**What is expected:**
Check each line of the material below, and copy it if it holds the string "castor".

**Extracted information:**

------------------------------------------------------------

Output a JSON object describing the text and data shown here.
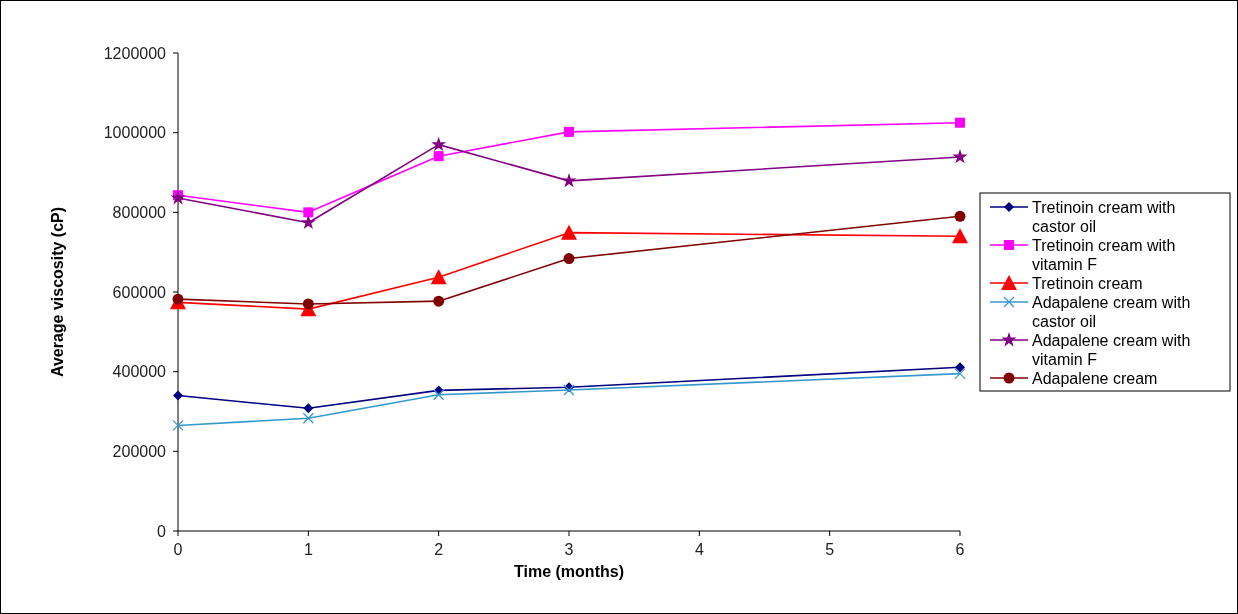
{
  "chart_data": {
    "type": "line",
    "xlabel": "Time (months)",
    "ylabel": "Average viscosity (cP)",
    "x": [
      0,
      1,
      2,
      3,
      6
    ],
    "xlim": [
      0,
      6
    ],
    "xticks": [
      0,
      1,
      2,
      3,
      4,
      5,
      6
    ],
    "ylim": [
      0,
      1200000
    ],
    "yticks": [
      0,
      200000,
      400000,
      600000,
      800000,
      1000000,
      1200000
    ],
    "grid": false,
    "legend": "right",
    "line_style": "solid",
    "series": [
      {
        "name": "Tretinoin cream with castor oil",
        "color": "#000080",
        "marker": "diamond",
        "values": [
          340000,
          308000,
          353000,
          361000,
          411000
        ]
      },
      {
        "name": "Tretinoin cream with vitamin F",
        "color": "#ff00ff",
        "marker": "square",
        "values": [
          843000,
          800000,
          941000,
          1002000,
          1025000
        ]
      },
      {
        "name": "Tretinoin cream",
        "color": "#ff0000",
        "marker": "triangle",
        "values": [
          574000,
          557000,
          637000,
          749000,
          740000
        ]
      },
      {
        "name": "Adapalene cream with castor oil",
        "color": "#3399cc",
        "marker": "cross",
        "values": [
          265000,
          283000,
          342000,
          354000,
          395000
        ]
      },
      {
        "name": "Adapalene cream with vitamin F",
        "color": "#800080",
        "marker": "star",
        "values": [
          836000,
          774000,
          970000,
          879000,
          939000
        ]
      },
      {
        "name": "Adapalene cream",
        "color": "#800000",
        "marker": "circle",
        "values": [
          582000,
          570000,
          577000,
          684000,
          790000
        ]
      }
    ]
  }
}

------------------------------------------------------------

**Complete response:**
        "name": "Tretinoin cream with castor oil",
        "name": "Adapalene cream with castor oil",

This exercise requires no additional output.